Data records ::
■ ■ ■ ■ ■ ■ ■
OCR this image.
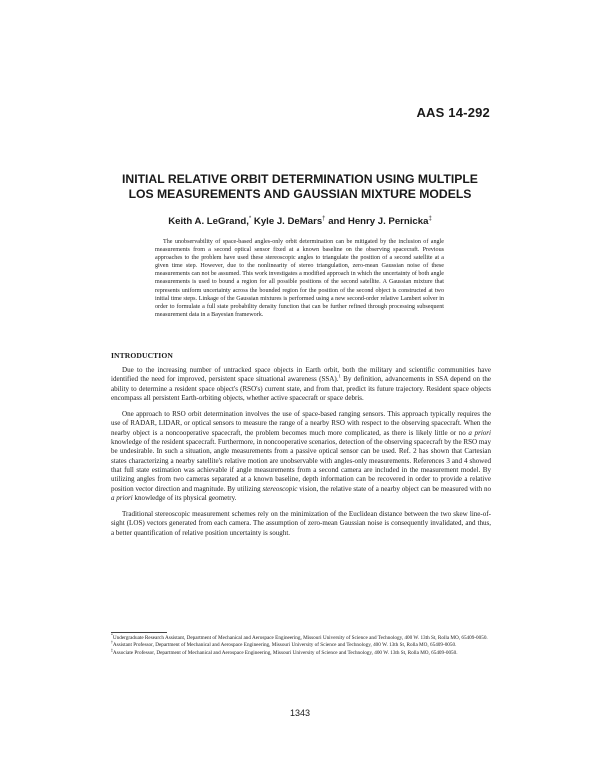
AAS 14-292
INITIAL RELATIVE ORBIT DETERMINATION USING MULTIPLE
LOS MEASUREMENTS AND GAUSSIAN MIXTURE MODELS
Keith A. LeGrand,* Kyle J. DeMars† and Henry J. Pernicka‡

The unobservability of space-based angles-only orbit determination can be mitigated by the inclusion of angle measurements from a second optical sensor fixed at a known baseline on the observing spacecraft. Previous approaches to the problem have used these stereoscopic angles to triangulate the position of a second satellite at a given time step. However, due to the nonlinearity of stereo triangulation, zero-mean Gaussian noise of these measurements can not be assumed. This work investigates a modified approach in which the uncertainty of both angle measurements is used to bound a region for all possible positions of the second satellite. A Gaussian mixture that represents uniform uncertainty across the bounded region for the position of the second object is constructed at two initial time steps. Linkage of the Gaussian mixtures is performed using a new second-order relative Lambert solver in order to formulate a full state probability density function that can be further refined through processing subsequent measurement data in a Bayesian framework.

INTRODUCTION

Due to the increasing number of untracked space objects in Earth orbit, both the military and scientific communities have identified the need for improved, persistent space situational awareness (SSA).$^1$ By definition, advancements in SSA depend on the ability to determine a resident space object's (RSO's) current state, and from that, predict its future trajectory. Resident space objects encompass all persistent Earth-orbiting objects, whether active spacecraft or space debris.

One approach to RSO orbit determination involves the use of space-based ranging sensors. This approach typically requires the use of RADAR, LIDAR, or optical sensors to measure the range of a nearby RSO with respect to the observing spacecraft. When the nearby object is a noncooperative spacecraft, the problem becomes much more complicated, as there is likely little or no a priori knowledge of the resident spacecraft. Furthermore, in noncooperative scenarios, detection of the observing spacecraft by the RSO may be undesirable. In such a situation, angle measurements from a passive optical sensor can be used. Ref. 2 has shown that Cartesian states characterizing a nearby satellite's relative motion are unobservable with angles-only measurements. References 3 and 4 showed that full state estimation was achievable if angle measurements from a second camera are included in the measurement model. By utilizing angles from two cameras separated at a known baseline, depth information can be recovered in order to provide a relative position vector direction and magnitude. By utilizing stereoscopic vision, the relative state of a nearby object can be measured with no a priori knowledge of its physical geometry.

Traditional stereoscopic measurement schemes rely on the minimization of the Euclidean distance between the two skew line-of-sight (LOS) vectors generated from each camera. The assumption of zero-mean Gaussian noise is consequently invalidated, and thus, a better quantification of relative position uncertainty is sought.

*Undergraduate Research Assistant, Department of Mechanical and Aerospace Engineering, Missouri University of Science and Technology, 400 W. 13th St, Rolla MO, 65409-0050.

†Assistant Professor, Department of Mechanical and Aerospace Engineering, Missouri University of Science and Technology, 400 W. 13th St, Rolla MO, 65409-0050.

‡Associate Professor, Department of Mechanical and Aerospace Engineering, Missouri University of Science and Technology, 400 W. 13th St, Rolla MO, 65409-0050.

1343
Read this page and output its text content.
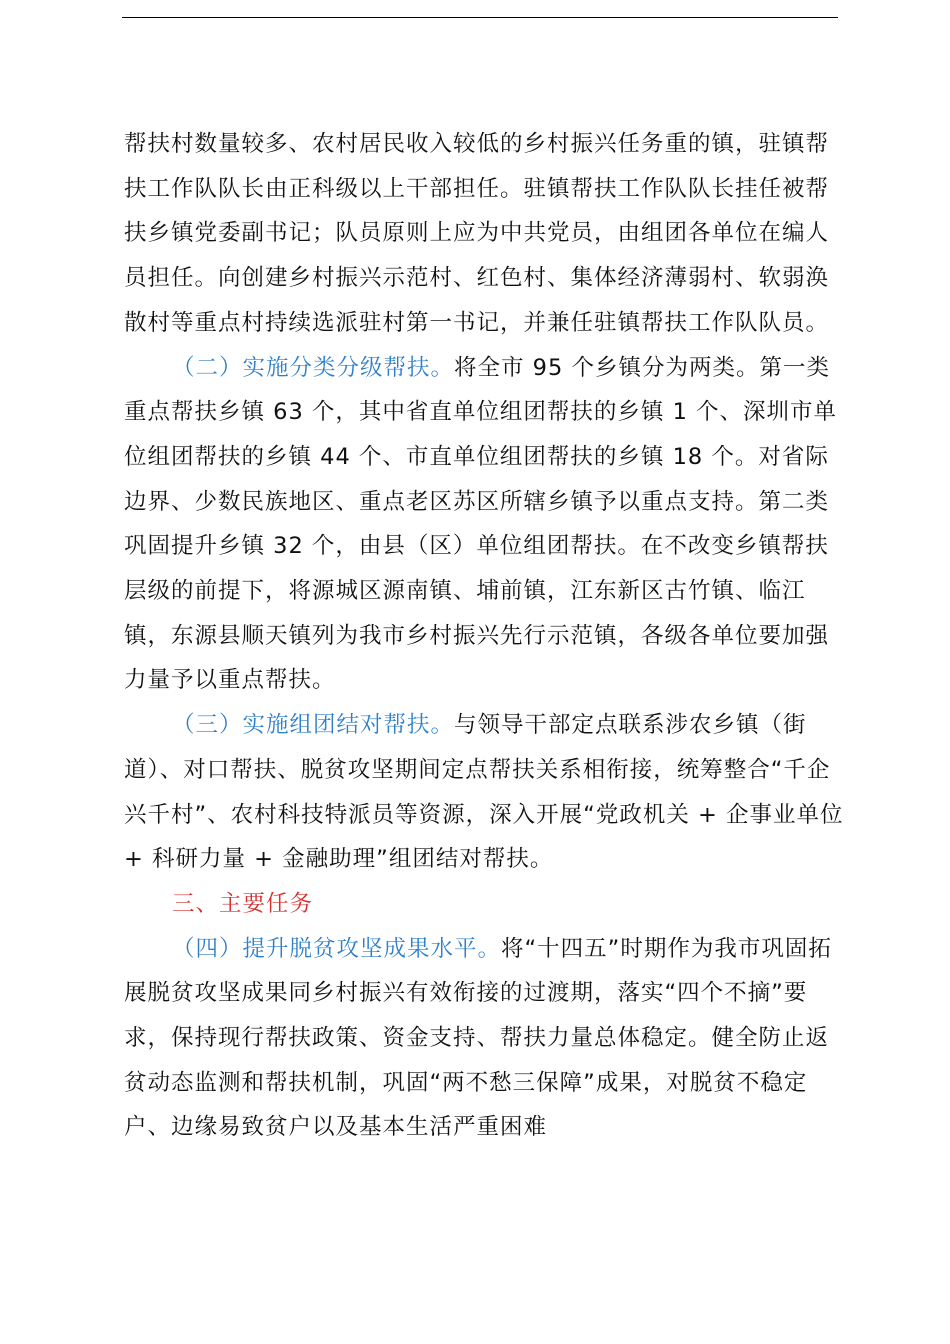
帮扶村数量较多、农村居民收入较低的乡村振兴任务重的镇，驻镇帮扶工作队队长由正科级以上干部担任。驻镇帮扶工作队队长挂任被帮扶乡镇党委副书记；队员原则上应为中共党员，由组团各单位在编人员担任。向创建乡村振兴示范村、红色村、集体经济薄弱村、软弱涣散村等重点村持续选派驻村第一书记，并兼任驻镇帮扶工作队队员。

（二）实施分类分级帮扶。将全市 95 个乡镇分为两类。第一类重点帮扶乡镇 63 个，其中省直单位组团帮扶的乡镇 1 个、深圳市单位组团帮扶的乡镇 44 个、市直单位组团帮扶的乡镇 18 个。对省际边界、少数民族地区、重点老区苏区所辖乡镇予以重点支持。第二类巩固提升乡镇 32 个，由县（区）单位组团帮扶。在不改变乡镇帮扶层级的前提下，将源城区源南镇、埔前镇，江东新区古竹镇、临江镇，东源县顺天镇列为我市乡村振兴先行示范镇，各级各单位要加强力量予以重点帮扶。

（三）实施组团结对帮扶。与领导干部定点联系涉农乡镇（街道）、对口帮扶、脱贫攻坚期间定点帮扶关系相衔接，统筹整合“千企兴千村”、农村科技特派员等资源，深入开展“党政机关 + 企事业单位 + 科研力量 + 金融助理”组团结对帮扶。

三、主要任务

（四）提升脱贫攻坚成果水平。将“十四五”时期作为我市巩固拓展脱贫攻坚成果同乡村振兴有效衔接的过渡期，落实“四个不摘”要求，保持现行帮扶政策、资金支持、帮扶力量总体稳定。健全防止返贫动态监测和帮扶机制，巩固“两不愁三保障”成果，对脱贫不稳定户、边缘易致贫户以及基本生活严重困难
■ ■ ■ ■ ■ ■ ■
PROBLEM DESCRIPTION ::
Transcribe every entry word for word, but omit the pictures.

EXERCISE SOLUTION ::
OCR this image.
AAS 14-292
INITIAL RELATIVE ORBIT DETERMINATION USING MULTIPLE
LOS MEASUREMENTS AND GAUSSIAN MIXTURE MODELS
Keith A. LeGrand,* Kyle J. DeMars† and Henry J. Pernicka‡

The unobservability of space-based angles-only orbit determination can be mitigated by the inclusion of angle measurements from a second optical sensor fixed at a known baseline on the observing spacecraft. Previous approaches to the problem have used these stereoscopic angles to triangulate the position of a second satellite at a given time step. However, due to the nonlinearity of stereo triangulation, zero-mean Gaussian noise of these measurements can not be assumed. This work investigates a modified approach in which the uncertainty of both angle measurements is used to bound a region for all possible positions of the second satellite. A Gaussian mixture that represents uniform uncertainty across the bounded region for the position of the second object is constructed at two initial time steps. Linkage of the Gaussian mixtures is performed using a new second-order relative Lambert solver in order to formulate a full state probability density function that can be further refined through processing subsequent measurement data in a Bayesian framework.

INTRODUCTION

Due to the increasing number of untracked space objects in Earth orbit, both the military and scientific communities have identified the need for improved, persistent space situational awareness (SSA).$^1$ By definition, advancements in SSA depend on the ability to determine a resident space object's (RSO's) current state, and from that, predict its future trajectory. Resident space objects encompass all persistent Earth-orbiting objects, whether active spacecraft or space debris.

One approach to RSO orbit determination involves the use of space-based ranging sensors. This approach typically requires the use of RADAR, LIDAR, or optical sensors to measure the range of a nearby RSO with respect to the observing spacecraft. When the nearby object is a noncooperative spacecraft, the problem becomes much more complicated, as there is likely little or no a priori knowledge of the resident spacecraft. Furthermore, in noncooperative scenarios, detection of the observing spacecraft by the RSO may be undesirable. In such a situation, angle measurements from a passive optical sensor can be used. Ref. 2 has shown that Cartesian states characterizing a nearby satellite's relative motion are unobservable with angles-only measurements. References 3 and 4 showed that full state estimation was achievable if angle measurements from a second camera are included in the measurement model. By utilizing angles from two cameras separated at a known baseline, depth information can be recovered in order to provide a relative position vector direction and magnitude. By utilizing stereoscopic vision, the relative state of a nearby object can be measured with no a priori knowledge of its physical geometry.

Traditional stereoscopic measurement schemes rely on the minimization of the Euclidean distance between the two skew line-of-sight (LOS) vectors generated from each camera. The assumption of zero-mean Gaussian noise is consequently invalidated, and thus, a better quantification of relative position uncertainty is sought.

*Undergraduate Research Assistant, Department of Mechanical and Aerospace Engineering, Missouri University of Science and Technology, 400 W. 13th St, Rolla MO, 65409-0050.

†Assistant Professor, Department of Mechanical and Aerospace Engineering, Missouri University of Science and Technology, 400 W. 13th St, Rolla MO, 65409-0050.

‡Associate Professor, Department of Mechanical and Aerospace Engineering, Missouri University of Science and Technology, 400 W. 13th St, Rolla MO, 65409-0050.

1343
Read this page and output its text content.
帮扶村数量较多、农村居民收入较低的乡村振兴任务重的镇，驻镇帮扶工作队队长由正科级以上干部担任。驻镇帮扶工作队队长挂任被帮扶乡镇党委副书记；队员原则上应为中共党员，由组团各单位在编人员担任。向创建乡村振兴示范村、红色村、集体经济薄弱村、软弱涣散村等重点村持续选派驻村第一书记，并兼任驻镇帮扶工作队队员。

（二）实施分类分级帮扶。将全市 95 个乡镇分为两类。第一类重点帮扶乡镇 63 个，其中省直单位组团帮扶的乡镇 1 个、深圳市单位组团帮扶的乡镇 44 个、市直单位组团帮扶的乡镇 18 个。对省际边界、少数民族地区、重点老区苏区所辖乡镇予以重点支持。第二类巩固提升乡镇 32 个，由县（区）单位组团帮扶。在不改变乡镇帮扶层级的前提下，将源城区源南镇、埔前镇，江东新区古竹镇、临江镇，东源县顺天镇列为我市乡村振兴先行示范镇，各级各单位要加强力量予以重点帮扶。

（三）实施组团结对帮扶。与领导干部定点联系涉农乡镇（街道）、对口帮扶、脱贫攻坚期间定点帮扶关系相衔接，统筹整合“千企兴千村”、农村科技特派员等资源，深入开展“党政机关 + 企事业单位 + 科研力量 + 金融助理”组团结对帮扶。

三、主要任务

（四）提升脱贫攻坚成果水平。将“十四五”时期作为我市巩固拓展脱贫攻坚成果同乡村振兴有效衔接的过渡期，落实“四个不摘”要求，保持现行帮扶政策、资金支持、帮扶力量总体稳定。健全防止返贫动态监测和帮扶机制，巩固“两不愁三保障”成果，对脱贫不稳定户、边缘易致贫户以及基本生活严重困难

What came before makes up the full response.